***** Data supplied

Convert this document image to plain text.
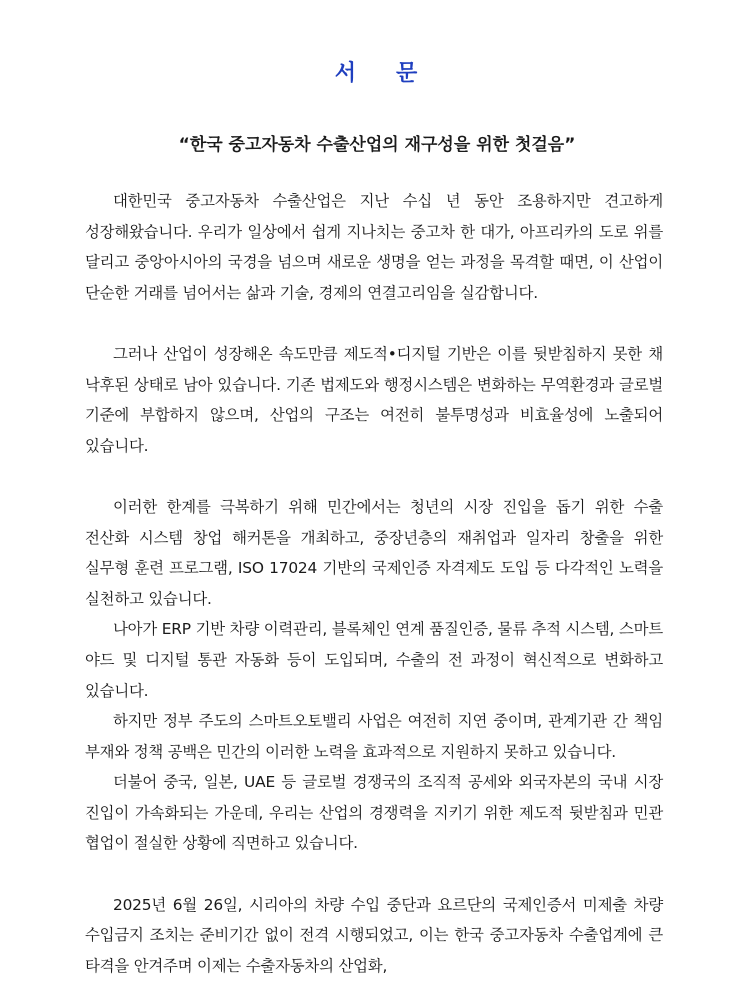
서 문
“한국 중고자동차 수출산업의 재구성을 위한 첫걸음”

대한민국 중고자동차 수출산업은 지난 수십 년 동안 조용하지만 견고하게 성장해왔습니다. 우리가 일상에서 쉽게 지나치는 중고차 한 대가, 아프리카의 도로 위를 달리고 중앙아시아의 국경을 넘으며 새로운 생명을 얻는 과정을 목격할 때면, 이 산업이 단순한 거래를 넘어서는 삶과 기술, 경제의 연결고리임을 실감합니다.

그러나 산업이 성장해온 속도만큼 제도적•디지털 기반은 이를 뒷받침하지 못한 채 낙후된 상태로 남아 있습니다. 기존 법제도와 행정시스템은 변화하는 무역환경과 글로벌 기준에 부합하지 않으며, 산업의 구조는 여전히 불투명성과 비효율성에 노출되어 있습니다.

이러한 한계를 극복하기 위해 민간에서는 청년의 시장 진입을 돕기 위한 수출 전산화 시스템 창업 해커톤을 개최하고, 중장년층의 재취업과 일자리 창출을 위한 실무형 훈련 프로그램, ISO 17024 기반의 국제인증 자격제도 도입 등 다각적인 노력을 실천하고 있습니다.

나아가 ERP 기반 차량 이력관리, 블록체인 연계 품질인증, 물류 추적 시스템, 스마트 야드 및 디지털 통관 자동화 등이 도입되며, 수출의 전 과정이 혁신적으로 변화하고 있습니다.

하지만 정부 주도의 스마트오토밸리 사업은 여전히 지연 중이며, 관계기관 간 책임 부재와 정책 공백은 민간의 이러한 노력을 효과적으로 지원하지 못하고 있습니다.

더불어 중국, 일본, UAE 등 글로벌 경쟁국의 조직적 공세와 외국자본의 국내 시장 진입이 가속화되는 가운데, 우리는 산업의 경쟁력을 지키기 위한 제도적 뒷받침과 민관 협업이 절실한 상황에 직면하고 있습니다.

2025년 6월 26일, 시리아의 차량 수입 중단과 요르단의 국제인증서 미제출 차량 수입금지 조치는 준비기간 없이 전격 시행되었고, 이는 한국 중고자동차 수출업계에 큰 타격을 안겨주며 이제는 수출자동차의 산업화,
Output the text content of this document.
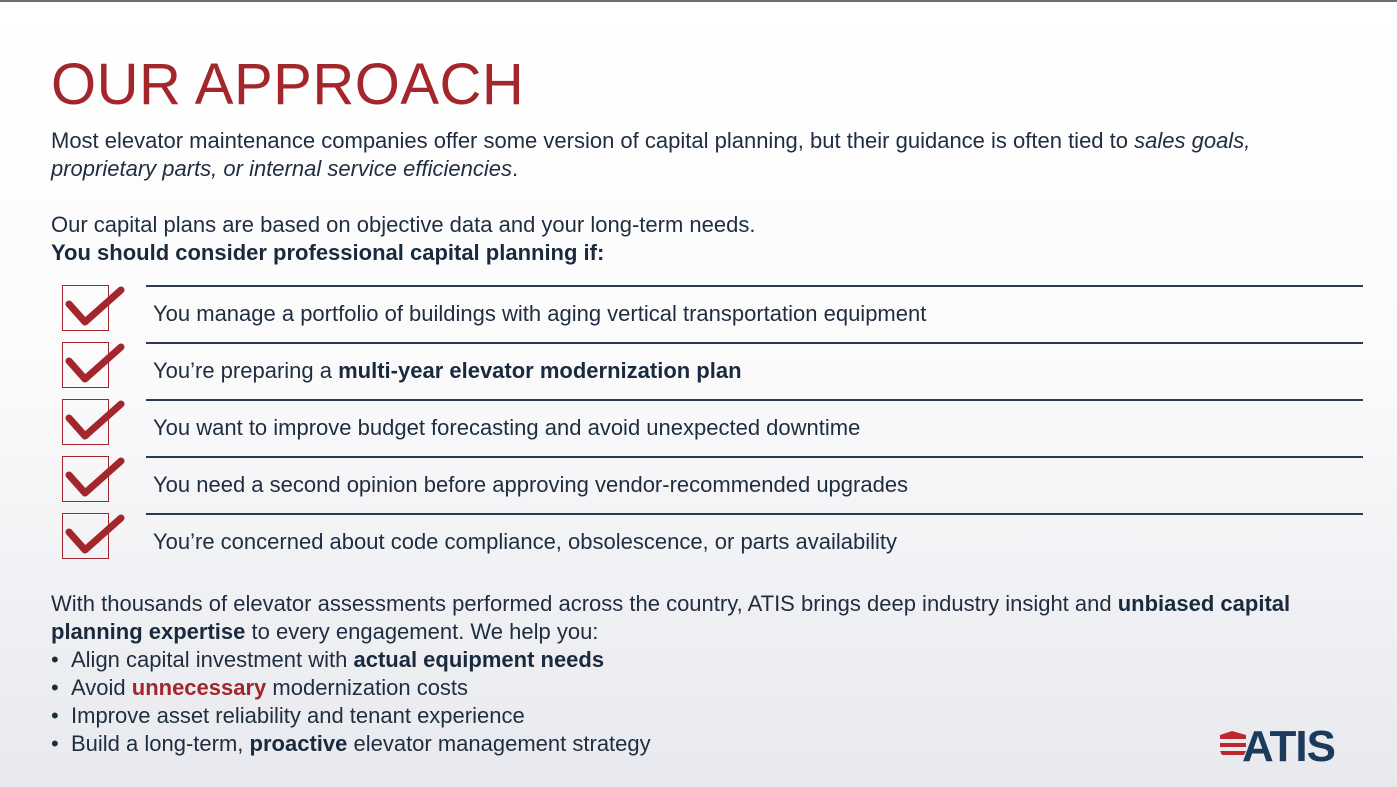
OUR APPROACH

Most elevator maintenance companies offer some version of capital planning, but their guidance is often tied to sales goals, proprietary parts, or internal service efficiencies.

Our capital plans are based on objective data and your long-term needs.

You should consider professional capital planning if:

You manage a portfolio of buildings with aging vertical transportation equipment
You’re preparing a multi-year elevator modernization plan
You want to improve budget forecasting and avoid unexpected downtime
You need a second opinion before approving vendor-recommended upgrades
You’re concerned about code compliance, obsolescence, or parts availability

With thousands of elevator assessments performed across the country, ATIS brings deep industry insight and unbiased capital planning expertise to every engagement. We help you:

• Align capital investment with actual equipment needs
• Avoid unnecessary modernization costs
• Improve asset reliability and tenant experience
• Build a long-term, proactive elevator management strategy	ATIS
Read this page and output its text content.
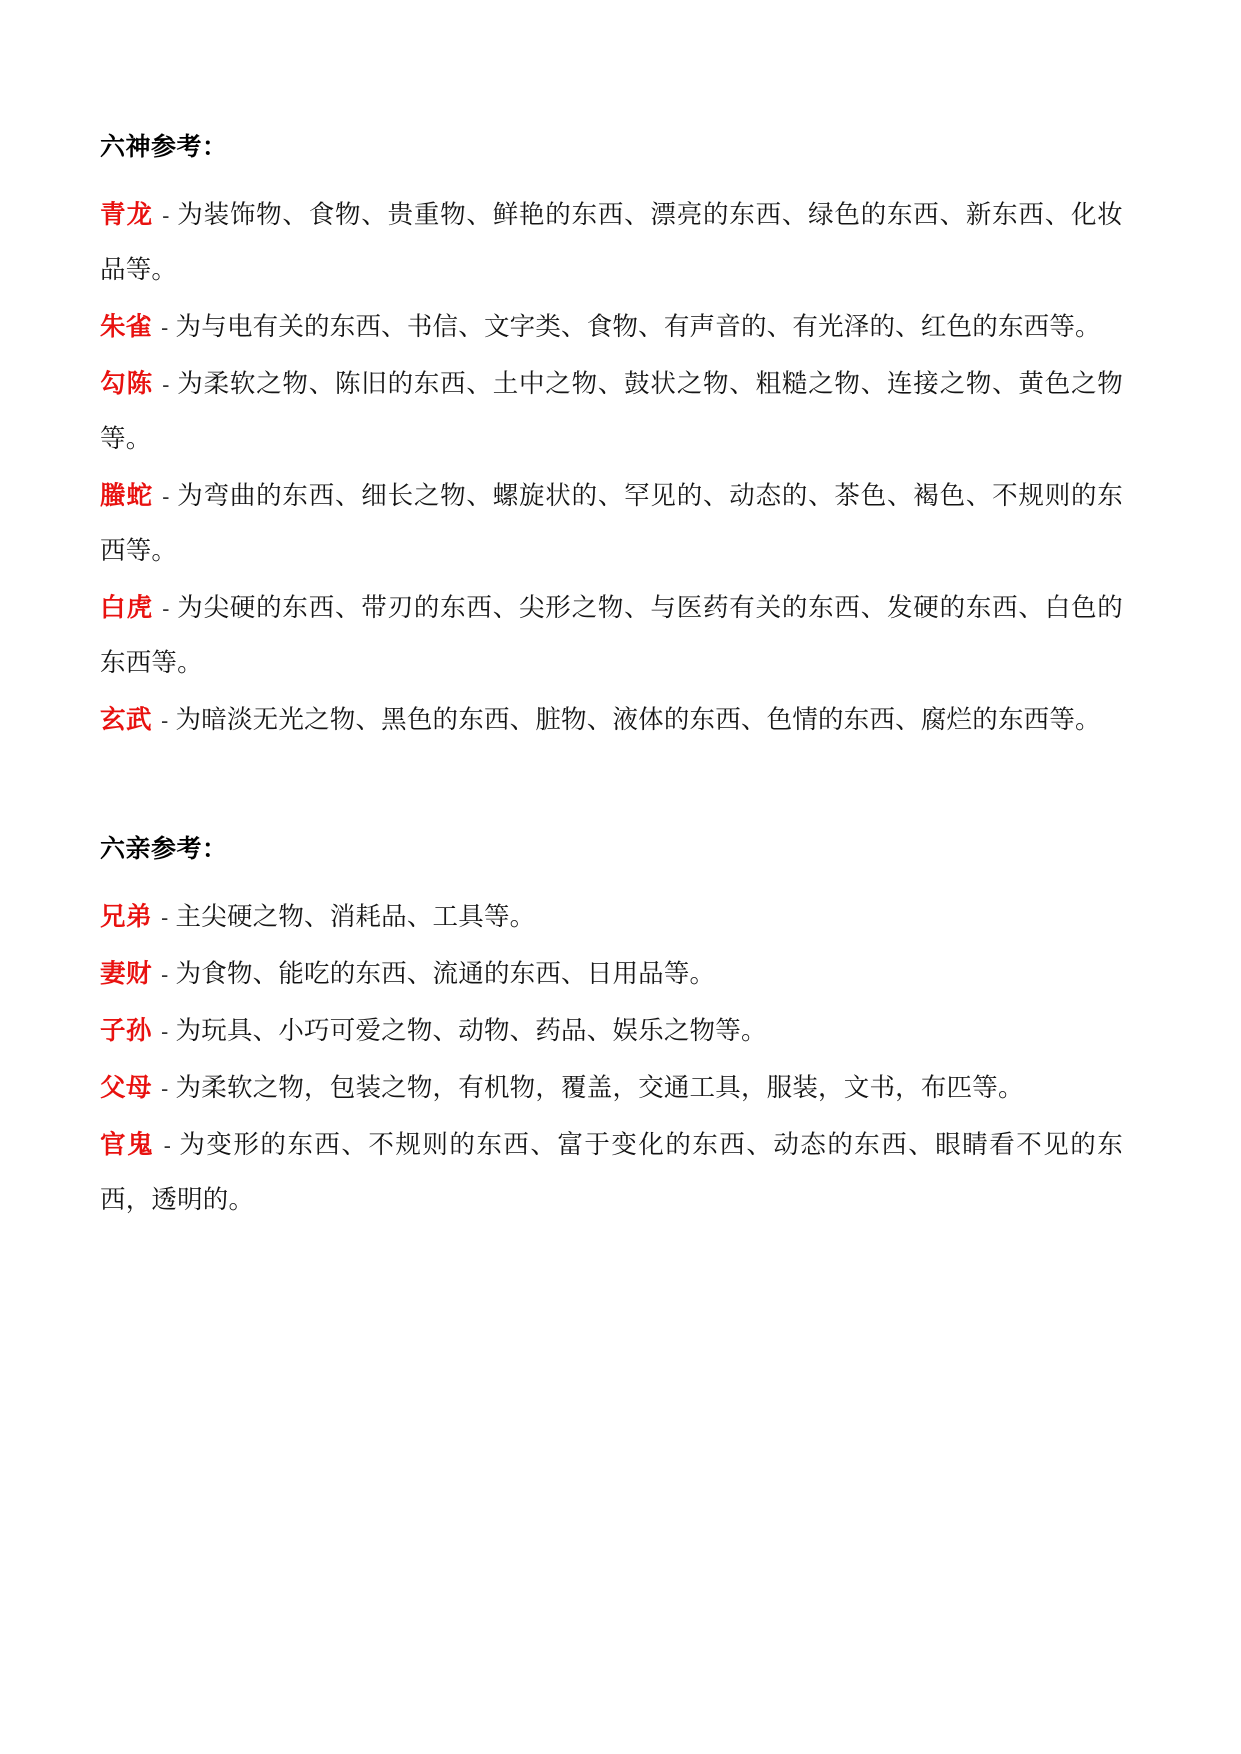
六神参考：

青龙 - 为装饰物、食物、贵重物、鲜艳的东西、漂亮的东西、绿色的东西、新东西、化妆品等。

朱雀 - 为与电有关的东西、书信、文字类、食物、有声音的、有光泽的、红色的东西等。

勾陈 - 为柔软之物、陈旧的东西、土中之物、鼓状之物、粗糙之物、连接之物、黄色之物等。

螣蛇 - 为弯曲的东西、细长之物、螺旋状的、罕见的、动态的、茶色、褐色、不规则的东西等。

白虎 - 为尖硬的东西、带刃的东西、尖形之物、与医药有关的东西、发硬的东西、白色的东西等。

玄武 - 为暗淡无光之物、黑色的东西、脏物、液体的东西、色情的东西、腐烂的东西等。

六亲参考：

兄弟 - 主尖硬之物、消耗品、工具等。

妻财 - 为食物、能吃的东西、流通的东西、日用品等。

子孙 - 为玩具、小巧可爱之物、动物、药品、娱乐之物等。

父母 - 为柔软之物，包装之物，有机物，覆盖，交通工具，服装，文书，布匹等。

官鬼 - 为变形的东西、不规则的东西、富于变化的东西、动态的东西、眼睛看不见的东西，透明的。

**********

▶ _Given problem_: Show every line above in which the word "ATIS" occurs.

▶ _Task response_:
With thousands of elevator assessments performed across the country, ATIS brings deep industry insight and unbiased capital planning expertise to every engagement. We help you:
• Build a long-term, proactive elevator management strategy	ATIS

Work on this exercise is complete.